• Passage shown
=-=-=-=-=

University in Cambridge, Massachusetts, and Columbia University, New York.

ALS, also known as Lou Gehrig's disease, is a progressive degenerative

disease that attacks the motor neurons in the spinal cord, leading to

paralysis of limbs and respiration.

Eggan told a press conference that by generating a population of motor

neurons from the skin cells of a patient, he and his colleagues

effectively moved the study of ALS " out of the patient and into the

petri dish " , according to a report in ScienceNOW Daily News.

Eggan and colleagues generated induced pluripotent stem cells (iPS

cells) from fibroblasts taken from the skin of an 82-year-old woman

with a familial form of ALS. The patient-specific iPS cells behaved

like embryonic stem cells and differentiated successfully into motor

neurons, the type of cell that ALS destroys.

The patient had a familial form of ALS that occurs in 2 per cent of

cases. It is caused by a mutation in a gene called superoxide

dismutase 1, or SOD1. 95 per cent of ALS cases however, are sporadic

and there is no known inherited mutation, possibly because the genetic

change occurs during the person's lifetime through interaction with

the environment.

But Eggan was not despondent about this, " I think this approach has

incredible promise for studying other forms of ALS, " he said,

explaining that the symptoms of familial and sporadic ALS are similar

and probably share enough common mechanisms to make it worth trying

this method with other forms of ALS.

Recent studies have shown it is possible to reprogram human

fibroblasts (a type of skin cell that acts like scaffolding and holds

other skin cells together) and return them to a " pluripotent state " ,

where they become stem cells that can be coaxed into producing a range

of other cells. But this is the first study to show it is possible to

do this with the skin cells of an elderly patient with chronic disease.

There are many illnesses that scientists would like to study " outside

of the patient " , and they hope one day even to be able to grow healthy

versions of diseased cells and put them back in the patient. Until

recently, it was thought the only way to do this was using the

controversial technique of therapeutic cloning, where the DNA of an

egg would be replaced with the DNA of the patient, and then the early

stage embryo would be harvested for embryonic stem cells that had the

same DNA as the patient. The method is yet to be proved in humans though.

=-=-=-=-=

• Activity
Repeat the ALS passage word for word from "ALS, also known" to "ScienceNOW Daily News.".

=-=-=-=-=

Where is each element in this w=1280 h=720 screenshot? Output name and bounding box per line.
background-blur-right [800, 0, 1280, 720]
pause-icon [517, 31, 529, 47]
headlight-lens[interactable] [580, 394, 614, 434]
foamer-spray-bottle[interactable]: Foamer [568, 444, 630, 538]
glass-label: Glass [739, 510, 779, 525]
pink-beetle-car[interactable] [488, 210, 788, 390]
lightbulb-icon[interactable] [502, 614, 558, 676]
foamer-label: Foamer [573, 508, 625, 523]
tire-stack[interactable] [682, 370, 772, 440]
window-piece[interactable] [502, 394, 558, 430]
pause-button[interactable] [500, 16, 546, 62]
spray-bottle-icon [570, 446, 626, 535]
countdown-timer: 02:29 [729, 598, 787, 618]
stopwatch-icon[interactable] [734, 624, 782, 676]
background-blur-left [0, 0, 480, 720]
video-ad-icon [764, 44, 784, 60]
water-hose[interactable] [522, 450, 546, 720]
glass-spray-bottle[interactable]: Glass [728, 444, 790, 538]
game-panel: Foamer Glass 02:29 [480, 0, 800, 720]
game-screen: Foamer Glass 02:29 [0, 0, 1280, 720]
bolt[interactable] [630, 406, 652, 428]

=-=-=-=-=

• Answer to the exercise
ALS, also known as Lou Gehrig's disease, is a progressive degenerative

disease that attacks the motor neurons in the spinal cord, leading to

paralysis of limbs and respiration.

Eggan told a press conference that by generating a population of motor

neurons from the skin cells of a patient, he and his colleagues

effectively moved the study of ALS " out of the patient and into the

petri dish " , according to a report in ScienceNOW Daily News.